--- START SOURCE MATERIAL ---

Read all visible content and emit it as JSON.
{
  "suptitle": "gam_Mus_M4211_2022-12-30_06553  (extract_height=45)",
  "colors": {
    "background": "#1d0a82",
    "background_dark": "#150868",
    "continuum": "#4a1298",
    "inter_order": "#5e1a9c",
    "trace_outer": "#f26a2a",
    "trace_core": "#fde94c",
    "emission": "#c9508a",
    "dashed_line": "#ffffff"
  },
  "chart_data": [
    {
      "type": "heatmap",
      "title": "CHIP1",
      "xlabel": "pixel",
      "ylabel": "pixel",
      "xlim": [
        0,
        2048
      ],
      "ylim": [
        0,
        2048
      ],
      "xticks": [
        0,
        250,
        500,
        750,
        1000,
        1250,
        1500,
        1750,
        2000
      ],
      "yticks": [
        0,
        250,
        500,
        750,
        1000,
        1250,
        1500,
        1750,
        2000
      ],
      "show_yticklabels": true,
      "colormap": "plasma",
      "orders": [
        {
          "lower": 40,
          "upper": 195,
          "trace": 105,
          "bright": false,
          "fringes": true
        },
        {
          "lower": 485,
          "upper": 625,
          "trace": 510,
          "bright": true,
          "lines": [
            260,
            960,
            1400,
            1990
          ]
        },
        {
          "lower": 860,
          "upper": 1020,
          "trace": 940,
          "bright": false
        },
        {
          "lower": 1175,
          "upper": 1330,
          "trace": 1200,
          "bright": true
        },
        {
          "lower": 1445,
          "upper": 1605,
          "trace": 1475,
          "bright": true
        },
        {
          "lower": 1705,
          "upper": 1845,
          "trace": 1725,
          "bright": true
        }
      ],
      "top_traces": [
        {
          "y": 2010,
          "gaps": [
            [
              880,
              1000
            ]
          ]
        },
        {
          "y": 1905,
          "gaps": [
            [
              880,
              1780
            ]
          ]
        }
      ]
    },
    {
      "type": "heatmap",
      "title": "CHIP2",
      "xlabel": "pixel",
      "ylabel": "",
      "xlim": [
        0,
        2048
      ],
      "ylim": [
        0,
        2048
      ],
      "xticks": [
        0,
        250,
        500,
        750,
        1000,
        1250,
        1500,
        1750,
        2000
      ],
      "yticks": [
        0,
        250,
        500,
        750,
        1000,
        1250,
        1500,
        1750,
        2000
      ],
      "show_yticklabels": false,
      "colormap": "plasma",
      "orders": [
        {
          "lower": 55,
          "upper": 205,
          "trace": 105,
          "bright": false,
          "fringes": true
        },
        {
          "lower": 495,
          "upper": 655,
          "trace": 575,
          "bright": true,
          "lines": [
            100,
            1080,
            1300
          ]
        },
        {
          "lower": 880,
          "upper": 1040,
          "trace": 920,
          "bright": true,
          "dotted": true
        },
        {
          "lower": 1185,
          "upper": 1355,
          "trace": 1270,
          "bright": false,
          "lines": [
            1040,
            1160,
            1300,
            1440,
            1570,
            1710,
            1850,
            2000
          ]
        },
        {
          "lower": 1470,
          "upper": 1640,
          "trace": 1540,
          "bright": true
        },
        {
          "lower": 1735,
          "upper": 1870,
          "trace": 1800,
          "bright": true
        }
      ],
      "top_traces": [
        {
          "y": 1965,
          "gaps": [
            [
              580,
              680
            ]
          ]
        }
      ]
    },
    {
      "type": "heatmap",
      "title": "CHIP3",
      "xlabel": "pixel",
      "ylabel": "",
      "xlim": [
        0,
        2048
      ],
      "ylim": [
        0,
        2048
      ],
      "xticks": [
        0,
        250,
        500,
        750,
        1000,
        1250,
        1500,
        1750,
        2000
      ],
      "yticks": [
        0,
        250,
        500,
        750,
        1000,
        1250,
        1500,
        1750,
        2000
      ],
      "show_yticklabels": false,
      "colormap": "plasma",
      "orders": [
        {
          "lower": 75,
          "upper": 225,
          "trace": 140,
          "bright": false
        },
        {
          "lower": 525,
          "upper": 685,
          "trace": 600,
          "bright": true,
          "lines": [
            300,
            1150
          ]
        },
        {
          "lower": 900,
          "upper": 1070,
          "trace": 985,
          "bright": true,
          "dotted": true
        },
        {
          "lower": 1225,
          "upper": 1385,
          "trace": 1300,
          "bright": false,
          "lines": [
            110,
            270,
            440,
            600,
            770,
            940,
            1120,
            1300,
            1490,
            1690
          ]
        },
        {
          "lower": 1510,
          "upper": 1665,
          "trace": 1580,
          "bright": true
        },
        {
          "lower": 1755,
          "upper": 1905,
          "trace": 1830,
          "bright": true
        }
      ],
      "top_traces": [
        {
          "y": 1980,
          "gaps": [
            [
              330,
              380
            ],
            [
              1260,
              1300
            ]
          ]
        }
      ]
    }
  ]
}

--- END SOURCE MATERIAL ---

* THE REQUEST *
Type the whole listing again, unaltered.

* TASK RESULT *
Read all visible content and emit it as JSON.
{
  "suptitle": "gam_Mus_M4211_2022-12-30_06553  (extract_height=45)",
  "colors": {
    "background": "#1d0a82",
    "background_dark": "#150868",
    "continuum": "#4a1298",
    "inter_order": "#5e1a9c",
    "trace_outer": "#f26a2a",
    "trace_core": "#fde94c",
    "emission": "#c9508a",
    "dashed_line": "#ffffff"
  },
  "chart_data": [
    {
      "type": "heatmap",
      "title": "CHIP1",
      "xlabel": "pixel",
      "ylabel": "pixel",
      "xlim": [
        0,
        2048
      ],
      "ylim": [
        0,
        2048
      ],
      "xticks": [
        0,
        250,
        500,
        750,
        1000,
        1250,
        1500,
        1750,
        2000
      ],
      "yticks": [
        0,
        250,
        500,
        750,
        1000,
        1250,
        1500,
        1750,
        2000
      ],
      "show_yticklabels": true,
      "colormap": "plasma",
      "orders": [
        {
          "lower": 40,
          "upper": 195,
          "trace": 105,
          "bright": false,
          "fringes": true
        },
        {
          "lower": 485,
          "upper": 625,
          "trace": 510,
          "bright": true,
          "lines": [
            260,
            960,
            1400,
            1990
          ]
        },
        {
          "lower": 860,
          "upper": 1020,
          "trace": 940,
          "bright": false
        },
        {
          "lower": 1175,
          "upper": 1330,
          "trace": 1200,
          "bright": true
        },
        {
          "lower": 1445,
          "upper": 1605,
          "trace": 1475,
          "bright": true
        },
        {
          "lower": 1705,
          "upper": 1845,
          "trace": 1725,
          "bright": true
        }
      ],
      "top_traces": [
        {
          "y": 2010,
          "gaps": [
            [
              880,
              1000
            ]
          ]
        },
        {
          "y": 1905,
          "gaps": [
            [
              880,
              1780
            ]
          ]
        }
      ]
    },
    {
      "type": "heatmap",
      "title": "CHIP2",
      "xlabel": "pixel",
      "ylabel": "",
      "xlim": [
        0,
        2048
      ],
      "ylim": [
        0,
        2048
      ],
      "xticks": [
        0,
        250,
        500,
        750,
        1000,
        1250,
        1500,
        1750,
        2000
      ],
      "yticks": [
        0,
        250,
        500,
        750,
        1000,
        1250,
        1500,
        1750,
        2000
      ],
      "show_yticklabels": false,
      "colormap": "plasma",
      "orders": [
        {
          "lower": 55,
          "upper": 205,
          "trace": 105,
          "bright": false,
          "fringes": true
        },
        {
          "lower": 495,
          "upper": 655,
          "trace": 575,
          "bright": true,
          "lines": [
            100,
            1080,
            1300
          ]
        },
        {
          "lower": 880,
          "upper": 1040,
          "trace": 920,
          "bright": true,
          "dotted": true
        },
        {
          "lower": 1185,
          "upper": 1355,
          "trace": 1270,
          "bright": false,
          "lines": [
            1040,
            1160,
            1300,
            1440,
            1570,
            1710,
            1850,
            2000
          ]
        },
        {
          "lower": 1470,
          "upper": 1640,
          "trace": 1540,
          "bright": true
        },
        {
          "lower": 1735,
          "upper": 1870,
          "trace": 1800,
          "bright": true
        }
      ],
      "top_traces": [
        {
          "y": 1965,
          "gaps": [
            [
              580,
              680
            ]
          ]
        }
      ]
    },
    {
      "type": "heatmap",
      "title": "CHIP3",
      "xlabel": "pixel",
      "ylabel": "",
      "xlim": [
        0,
        2048
      ],
      "ylim": [
        0,
        2048
      ],
      "xticks": [
        0,
        250,
        500,
        750,
        1000,
        1250,
        1500,
        1750,
        2000
      ],
      "yticks": [
        0,
        250,
        500,
        750,
        1000,
        1250,
        1500,
        1750,
        2000
      ],
      "show_yticklabels": false,
      "colormap": "plasma",
      "orders": [
        {
          "lower": 75,
          "upper": 225,
          "trace": 140,
          "bright": false
        },
        {
          "lower": 525,
          "upper": 685,
          "trace": 600,
          "bright": true,
          "lines": [
            300,
            1150
          ]
        },
        {
          "lower": 900,
          "upper": 1070,
          "trace": 985,
          "bright": true,
          "dotted": true
        },
        {
          "lower": 1225,
          "upper": 1385,
          "trace": 1300,
          "bright": false,
          "lines": [
            110,
            270,
            440,
            600,
            770,
            940,
            1120,
            1300,
            1490,
            1690
          ]
        },
        {
          "lower": 1510,
          "upper": 1665,
          "trace": 1580,
          "bright": true
        },
        {
          "lower": 1755,
          "upper": 1905,
          "trace": 1830,
          "bright": true
        }
      ],
      "top_traces": [
        {
          "y": 1980,
          "gaps": [
            [
              330,
              380
            ],
            [
              1260,
              1300
            ]
          ]
        }
      ]
    }
  ]
}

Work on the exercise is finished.